Data for processing>
+++++
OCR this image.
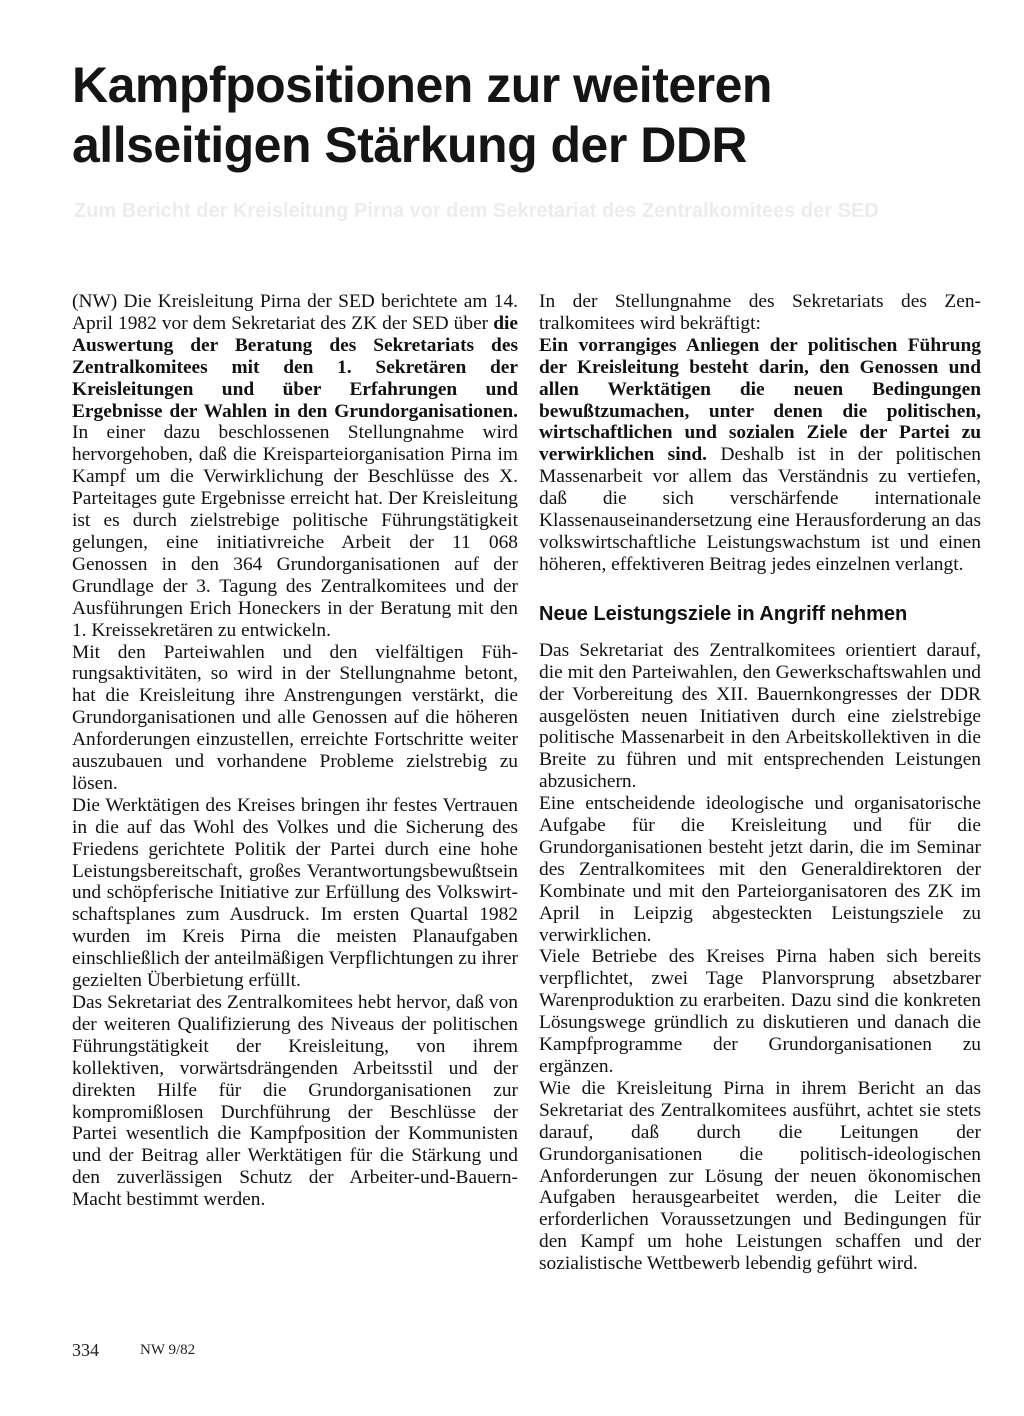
Kampfpositionen zur weiteren allseitigen Stärkung der DDR
Zum Bericht der Kreisleitung Pirna vor dem Sekretariat des Zentralkomitees der SED

(NW) Die Kreisleitung Pirna der SED berichtete am 14. April 1982 vor dem Sekretariat des ZK der SED über die Auswertung der Beratung des Sekretariats des Zentralkomitees mit den 1. Sekretären der Kreisleitungen und über Erfahrungen und Ergebnisse der Wahlen in den Grundorganisationen. In einer dazu beschlossenen Stellungnahme wird hervorgehoben, daß die Kreisparteiorganisation Pirna im Kampf um die Verwirklichung der Beschlüsse des X. Parteitages gute Ergebnisse erreicht hat. Der Kreisleitung ist es durch zielstrebige politische Führungstätigkeit gelungen, eine initiativreiche Arbeit der 11 068 Genossen in den 364 Grundorganisationen auf der Grundlage der 3. Tagung des Zentralkomitees und der Ausführungen Erich Honeckers in der Beratung mit den 1. Kreissekretären zu entwickeln.

Mit den Parteiwahlen und den vielfältigen Führungsaktivitäten, so wird in der Stellungnahme betont, hat die Kreisleitung ihre Anstrengungen verstärkt, die Grundorganisationen und alle Genossen auf die höheren Anforderungen einzustellen, erreichte Fortschritte weiter auszubauen und vorhandene Probleme zielstrebig zu lösen.

Die Werktätigen des Kreises bringen ihr festes Vertrauen in die auf das Wohl des Volkes und die Sicherung des Friedens gerichtete Politik der Partei durch eine hohe Leistungsbereitschaft, großes Verantwortungsbewußtsein und schöpferische Initiative zur Erfüllung des Volkswirtschaftsplanes zum Ausdruck. Im ersten Quartal 1982 wurden im Kreis Pirna die meisten Planaufgaben einschließlich der anteilmäßigen Verpflichtungen zu ihrer gezielten Überbietung erfüllt.

Das Sekretariat des Zentralkomitees hebt hervor, daß von der weiteren Qualifizierung des Niveaus der politischen Führungstätigkeit der Kreisleitung, von ihrem kollektiven, vorwärtsdrängenden Arbeitsstil und der direkten Hilfe für die Grundorganisationen zur kompromißlosen Durchführung der Beschlüsse der Partei wesentlich die Kampfposition der Kommunisten und der Beitrag aller Werktätigen für die Stärkung und den zuverlässigen Schutz der Arbeiter-und-Bauern-Macht bestimmt werden.

In der Stellungnahme des Sekretariats des Zentralkomitees wird bekräftigt:
Ein vorrangiges Anliegen der politischen Führung der Kreisleitung besteht darin, den Genossen und allen Werktätigen die neuen Bedingungen bewußtzumachen, unter denen die politischen, wirtschaftlichen und sozialen Ziele der Partei zu verwirklichen sind. Deshalb ist in der politischen Massenarbeit vor allem das Verständnis zu vertiefen, daß die sich verschärfende internationale Klassenauseinandersetzung eine Herausforderung an das volkswirtschaftliche Leistungswachstum ist und einen höheren, effektiveren Beitrag jedes einzelnen verlangt.

Neue Leistungsziele in Angriff nehmen

Das Sekretariat des Zentralkomitees orientiert darauf, die mit den Parteiwahlen, den Gewerkschaftswahlen und der Vorbereitung des XII. Bauernkongresses der DDR ausgelösten neuen Initiativen durch eine zielstrebige politische Massenarbeit in den Arbeitskollektiven in die Breite zu führen und mit entsprechenden Leistungen abzusichern.

Eine entscheidende ideologische und organisatorische Aufgabe für die Kreisleitung und für die Grundorganisationen besteht jetzt darin, die im Seminar des Zentralkomitees mit den Generaldirektoren der Kombinate und mit den Parteiorganisatoren des ZK im April in Leipzig abgesteckten Leistungsziele zu verwirklichen.

Viele Betriebe des Kreises Pirna haben sich bereits verpflichtet, zwei Tage Planvorsprung absetzbarer Warenproduktion zu erarbeiten. Dazu sind die konkreten Lösungswege gründlich zu diskutieren und danach die Kampfprogramme der Grundorganisationen zu ergänzen.

Wie die Kreisleitung Pirna in ihrem Bericht an das Sekretariat des Zentralkomitees ausführt, achtet sie stets darauf, daß durch die Leitungen der Grundorganisationen die politisch-ideologischen Anforderungen zur Lösung der neuen ökonomischen Aufgaben herausgearbeitet werden, die Leiter die erforderlichen Voraussetzungen und Bedingungen für den Kampf um hohe Leistungen schaffen und der sozialistische Wettbewerb lebendig geführt wird.

334	NW 9/82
+++++
What you need to do>
Show every line that contains the word "Leistungsziele".

Response to the task>
Neue Leistungsziele in Angriff nehmen
Eine entscheidende ideologische und organisatorische Aufgabe für die Kreisleitung und für die Grundorganisationen besteht jetzt darin, die im Seminar des Zentralkomitees mit den Generaldirektoren der Kombinate und mit den Parteiorganisatoren des ZK im April in Leipzig abgesteckten Leistungsziele zu verwirklichen.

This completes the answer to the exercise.